> **What the task asks**: Filter for the word "document" and keep each matching line.

> **Items**:
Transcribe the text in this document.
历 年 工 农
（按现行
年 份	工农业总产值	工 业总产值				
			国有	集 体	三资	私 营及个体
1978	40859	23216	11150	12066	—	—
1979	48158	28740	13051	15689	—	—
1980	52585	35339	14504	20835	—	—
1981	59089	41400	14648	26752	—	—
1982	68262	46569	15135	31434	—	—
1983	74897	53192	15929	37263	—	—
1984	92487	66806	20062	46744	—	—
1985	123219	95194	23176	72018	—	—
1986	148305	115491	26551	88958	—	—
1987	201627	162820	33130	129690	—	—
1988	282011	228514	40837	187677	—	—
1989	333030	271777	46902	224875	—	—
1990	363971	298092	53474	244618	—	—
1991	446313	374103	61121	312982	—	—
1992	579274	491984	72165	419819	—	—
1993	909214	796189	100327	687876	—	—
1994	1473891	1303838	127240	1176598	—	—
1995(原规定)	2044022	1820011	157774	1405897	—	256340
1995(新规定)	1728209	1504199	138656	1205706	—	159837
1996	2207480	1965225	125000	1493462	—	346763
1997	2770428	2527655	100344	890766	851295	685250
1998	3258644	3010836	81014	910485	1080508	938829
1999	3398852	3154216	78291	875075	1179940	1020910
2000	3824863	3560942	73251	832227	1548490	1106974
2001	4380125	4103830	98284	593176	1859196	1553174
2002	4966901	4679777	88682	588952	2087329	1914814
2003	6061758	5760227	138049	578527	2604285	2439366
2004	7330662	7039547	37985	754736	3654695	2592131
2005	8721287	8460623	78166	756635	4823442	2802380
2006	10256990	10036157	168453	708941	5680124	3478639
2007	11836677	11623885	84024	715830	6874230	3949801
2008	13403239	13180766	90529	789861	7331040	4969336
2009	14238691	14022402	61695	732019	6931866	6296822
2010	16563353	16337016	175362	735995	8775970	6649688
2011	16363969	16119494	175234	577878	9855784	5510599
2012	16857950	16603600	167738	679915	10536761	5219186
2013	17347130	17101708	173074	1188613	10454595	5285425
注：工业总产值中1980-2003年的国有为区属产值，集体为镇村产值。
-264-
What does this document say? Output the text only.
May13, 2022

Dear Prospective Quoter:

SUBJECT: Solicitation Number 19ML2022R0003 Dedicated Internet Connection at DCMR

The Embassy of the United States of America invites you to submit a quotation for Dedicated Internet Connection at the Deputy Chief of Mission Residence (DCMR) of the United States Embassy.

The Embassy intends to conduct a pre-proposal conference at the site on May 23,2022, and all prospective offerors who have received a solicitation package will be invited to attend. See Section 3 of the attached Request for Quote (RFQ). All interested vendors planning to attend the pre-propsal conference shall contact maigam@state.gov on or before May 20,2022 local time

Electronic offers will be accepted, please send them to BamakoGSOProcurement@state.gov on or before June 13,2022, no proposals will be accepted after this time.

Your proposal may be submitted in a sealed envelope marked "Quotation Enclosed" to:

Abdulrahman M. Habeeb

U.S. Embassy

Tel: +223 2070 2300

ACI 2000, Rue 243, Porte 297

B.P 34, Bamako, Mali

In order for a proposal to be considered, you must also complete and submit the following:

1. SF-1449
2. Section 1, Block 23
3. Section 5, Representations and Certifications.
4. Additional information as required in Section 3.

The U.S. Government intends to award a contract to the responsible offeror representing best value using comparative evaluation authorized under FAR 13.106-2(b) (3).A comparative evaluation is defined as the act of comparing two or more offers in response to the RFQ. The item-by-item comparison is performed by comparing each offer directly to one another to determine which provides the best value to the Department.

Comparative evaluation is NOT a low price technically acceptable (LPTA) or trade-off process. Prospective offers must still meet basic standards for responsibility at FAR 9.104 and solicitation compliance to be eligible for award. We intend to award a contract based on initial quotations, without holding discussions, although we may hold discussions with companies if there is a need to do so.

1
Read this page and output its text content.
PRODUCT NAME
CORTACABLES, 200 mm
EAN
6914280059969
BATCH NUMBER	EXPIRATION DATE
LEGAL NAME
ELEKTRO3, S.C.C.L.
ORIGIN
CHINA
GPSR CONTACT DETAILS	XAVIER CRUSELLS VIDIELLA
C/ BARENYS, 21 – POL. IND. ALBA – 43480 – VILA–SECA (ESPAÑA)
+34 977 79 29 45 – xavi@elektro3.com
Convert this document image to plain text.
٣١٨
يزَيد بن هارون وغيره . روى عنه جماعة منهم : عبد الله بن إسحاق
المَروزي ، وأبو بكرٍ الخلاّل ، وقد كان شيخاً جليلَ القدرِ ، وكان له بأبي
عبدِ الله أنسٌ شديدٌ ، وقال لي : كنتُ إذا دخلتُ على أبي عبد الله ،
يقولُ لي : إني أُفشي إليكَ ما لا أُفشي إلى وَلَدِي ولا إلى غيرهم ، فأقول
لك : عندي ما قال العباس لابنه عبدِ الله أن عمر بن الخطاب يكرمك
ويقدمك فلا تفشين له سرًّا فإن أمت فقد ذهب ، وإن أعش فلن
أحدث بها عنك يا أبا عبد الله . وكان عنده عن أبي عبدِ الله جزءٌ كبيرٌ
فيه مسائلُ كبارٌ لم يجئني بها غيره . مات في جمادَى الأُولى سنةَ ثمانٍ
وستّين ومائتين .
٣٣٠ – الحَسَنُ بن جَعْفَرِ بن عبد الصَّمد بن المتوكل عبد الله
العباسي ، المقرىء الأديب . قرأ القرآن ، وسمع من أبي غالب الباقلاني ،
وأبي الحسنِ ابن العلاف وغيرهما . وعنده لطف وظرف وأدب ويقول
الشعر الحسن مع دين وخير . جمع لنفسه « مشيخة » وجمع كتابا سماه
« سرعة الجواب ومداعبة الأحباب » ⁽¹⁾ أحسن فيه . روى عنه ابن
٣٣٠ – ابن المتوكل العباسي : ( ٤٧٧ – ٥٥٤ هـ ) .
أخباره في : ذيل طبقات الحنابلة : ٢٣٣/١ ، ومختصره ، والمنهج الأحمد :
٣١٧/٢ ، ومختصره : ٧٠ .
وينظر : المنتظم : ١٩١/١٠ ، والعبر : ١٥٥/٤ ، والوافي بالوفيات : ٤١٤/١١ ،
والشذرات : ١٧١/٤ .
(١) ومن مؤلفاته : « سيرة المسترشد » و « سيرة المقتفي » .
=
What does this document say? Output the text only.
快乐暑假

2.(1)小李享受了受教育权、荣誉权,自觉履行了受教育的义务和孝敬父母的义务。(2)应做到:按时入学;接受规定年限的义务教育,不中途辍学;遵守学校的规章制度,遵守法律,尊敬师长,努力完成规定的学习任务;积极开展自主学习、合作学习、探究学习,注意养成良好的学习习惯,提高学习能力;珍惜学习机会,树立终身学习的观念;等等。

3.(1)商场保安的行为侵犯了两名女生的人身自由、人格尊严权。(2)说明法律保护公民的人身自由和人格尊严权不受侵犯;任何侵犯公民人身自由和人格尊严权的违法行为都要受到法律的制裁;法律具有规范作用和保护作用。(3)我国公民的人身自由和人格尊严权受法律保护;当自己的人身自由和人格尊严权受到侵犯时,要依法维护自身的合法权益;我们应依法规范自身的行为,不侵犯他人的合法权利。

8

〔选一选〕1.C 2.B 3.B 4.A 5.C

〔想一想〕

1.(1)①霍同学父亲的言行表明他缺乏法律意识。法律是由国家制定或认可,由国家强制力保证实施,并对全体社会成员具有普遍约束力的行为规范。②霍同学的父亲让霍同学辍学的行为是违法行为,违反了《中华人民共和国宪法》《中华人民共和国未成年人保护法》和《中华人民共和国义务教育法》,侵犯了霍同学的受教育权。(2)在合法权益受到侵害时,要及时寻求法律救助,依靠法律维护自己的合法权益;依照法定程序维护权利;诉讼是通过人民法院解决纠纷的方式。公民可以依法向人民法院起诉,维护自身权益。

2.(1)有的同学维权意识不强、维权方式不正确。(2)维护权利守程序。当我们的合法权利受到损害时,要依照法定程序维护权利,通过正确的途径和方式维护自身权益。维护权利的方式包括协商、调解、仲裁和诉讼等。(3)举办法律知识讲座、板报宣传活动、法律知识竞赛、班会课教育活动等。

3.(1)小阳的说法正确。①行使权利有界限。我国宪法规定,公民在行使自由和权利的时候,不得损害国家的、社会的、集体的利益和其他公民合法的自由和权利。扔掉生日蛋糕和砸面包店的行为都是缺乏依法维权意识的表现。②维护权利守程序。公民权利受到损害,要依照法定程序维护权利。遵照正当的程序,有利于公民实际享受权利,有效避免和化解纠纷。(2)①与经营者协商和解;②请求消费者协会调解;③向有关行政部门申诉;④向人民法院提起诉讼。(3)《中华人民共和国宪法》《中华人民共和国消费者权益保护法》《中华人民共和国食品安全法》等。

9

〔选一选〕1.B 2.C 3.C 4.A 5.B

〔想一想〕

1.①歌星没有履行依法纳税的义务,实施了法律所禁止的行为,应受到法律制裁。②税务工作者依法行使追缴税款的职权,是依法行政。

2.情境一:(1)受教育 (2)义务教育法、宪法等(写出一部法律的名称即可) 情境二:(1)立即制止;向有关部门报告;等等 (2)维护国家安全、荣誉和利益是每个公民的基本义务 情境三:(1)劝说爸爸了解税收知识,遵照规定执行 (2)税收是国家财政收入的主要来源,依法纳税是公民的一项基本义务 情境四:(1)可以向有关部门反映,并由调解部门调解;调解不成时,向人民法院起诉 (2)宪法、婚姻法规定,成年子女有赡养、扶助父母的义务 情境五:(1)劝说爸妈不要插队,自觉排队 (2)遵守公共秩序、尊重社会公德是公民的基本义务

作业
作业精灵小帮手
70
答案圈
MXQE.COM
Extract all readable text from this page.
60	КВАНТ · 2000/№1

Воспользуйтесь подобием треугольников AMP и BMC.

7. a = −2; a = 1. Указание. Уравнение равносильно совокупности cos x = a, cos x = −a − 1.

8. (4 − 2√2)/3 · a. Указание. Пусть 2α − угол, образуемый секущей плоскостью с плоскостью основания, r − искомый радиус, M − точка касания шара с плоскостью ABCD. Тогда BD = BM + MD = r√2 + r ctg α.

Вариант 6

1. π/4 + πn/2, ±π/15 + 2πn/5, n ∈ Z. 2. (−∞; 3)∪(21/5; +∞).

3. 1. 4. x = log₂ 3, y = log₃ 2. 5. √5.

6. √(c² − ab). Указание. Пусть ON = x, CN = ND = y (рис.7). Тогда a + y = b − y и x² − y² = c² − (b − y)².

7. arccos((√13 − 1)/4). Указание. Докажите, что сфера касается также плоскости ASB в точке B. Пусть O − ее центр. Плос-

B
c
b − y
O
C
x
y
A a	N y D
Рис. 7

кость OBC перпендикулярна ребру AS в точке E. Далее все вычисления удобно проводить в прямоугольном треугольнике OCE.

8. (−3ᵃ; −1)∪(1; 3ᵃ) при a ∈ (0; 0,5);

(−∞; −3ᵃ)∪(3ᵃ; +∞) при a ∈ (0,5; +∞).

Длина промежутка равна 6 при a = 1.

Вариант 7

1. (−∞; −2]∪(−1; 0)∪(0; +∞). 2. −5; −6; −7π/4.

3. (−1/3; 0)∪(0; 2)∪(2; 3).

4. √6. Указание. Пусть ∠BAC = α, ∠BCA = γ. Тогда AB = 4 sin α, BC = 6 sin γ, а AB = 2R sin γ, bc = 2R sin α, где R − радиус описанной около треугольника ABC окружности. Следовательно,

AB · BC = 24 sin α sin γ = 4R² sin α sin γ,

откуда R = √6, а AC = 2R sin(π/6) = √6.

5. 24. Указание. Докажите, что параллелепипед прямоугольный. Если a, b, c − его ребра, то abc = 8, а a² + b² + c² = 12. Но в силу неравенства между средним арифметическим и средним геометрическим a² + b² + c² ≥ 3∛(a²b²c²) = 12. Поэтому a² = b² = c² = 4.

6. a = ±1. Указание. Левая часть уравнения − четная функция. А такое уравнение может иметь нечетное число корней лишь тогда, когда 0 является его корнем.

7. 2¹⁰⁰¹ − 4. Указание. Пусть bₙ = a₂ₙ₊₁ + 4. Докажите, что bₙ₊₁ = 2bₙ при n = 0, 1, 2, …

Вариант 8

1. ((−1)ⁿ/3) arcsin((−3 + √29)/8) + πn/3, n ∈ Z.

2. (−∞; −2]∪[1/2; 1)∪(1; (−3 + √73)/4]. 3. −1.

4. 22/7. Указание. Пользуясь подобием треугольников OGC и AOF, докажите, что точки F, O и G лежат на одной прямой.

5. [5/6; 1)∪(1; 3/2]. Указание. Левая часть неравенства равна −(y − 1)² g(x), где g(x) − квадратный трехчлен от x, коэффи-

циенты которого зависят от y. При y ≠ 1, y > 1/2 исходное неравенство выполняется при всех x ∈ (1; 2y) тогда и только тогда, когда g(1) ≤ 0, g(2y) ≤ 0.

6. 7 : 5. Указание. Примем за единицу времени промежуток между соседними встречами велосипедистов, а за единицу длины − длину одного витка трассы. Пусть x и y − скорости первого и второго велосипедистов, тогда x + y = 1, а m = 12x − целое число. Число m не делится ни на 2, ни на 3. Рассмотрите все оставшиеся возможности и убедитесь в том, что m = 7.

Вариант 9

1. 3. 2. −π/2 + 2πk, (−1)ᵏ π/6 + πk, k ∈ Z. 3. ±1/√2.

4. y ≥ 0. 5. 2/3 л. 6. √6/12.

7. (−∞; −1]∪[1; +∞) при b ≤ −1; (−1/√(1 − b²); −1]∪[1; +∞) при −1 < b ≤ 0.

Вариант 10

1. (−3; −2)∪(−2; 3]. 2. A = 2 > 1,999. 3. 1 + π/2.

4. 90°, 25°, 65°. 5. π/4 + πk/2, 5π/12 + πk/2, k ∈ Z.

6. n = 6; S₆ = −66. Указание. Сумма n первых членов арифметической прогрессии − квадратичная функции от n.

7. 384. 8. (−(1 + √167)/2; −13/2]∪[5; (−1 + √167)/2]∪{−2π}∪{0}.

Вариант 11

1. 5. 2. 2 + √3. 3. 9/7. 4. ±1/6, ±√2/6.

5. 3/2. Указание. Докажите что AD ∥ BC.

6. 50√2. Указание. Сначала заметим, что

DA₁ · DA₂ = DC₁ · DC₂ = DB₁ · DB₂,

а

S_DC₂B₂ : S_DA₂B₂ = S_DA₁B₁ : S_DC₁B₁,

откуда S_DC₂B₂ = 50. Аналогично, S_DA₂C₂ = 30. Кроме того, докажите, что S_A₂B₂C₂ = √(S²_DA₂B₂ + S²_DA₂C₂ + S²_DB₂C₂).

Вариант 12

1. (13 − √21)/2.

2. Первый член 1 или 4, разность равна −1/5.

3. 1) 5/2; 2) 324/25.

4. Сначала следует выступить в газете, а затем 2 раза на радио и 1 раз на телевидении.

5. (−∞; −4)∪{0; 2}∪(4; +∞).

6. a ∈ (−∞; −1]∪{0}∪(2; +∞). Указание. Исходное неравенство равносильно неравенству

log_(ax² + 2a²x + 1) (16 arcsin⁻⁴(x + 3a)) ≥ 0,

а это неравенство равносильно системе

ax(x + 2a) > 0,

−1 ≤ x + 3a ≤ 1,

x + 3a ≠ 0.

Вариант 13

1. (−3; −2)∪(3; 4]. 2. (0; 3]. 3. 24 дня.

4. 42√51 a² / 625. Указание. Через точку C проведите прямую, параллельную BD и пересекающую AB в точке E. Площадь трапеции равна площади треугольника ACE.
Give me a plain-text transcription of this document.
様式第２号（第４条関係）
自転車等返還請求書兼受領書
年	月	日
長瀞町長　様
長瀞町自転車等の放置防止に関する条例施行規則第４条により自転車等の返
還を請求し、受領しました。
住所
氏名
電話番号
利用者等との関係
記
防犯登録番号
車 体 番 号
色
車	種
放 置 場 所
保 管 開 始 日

> **Exercise output**:
Transcribe the text in this document.
What does this document say? Output the text only.
Convert this document image to plain text.
What does this document say? Output the text only.
Give me a plain-text transcription of this document.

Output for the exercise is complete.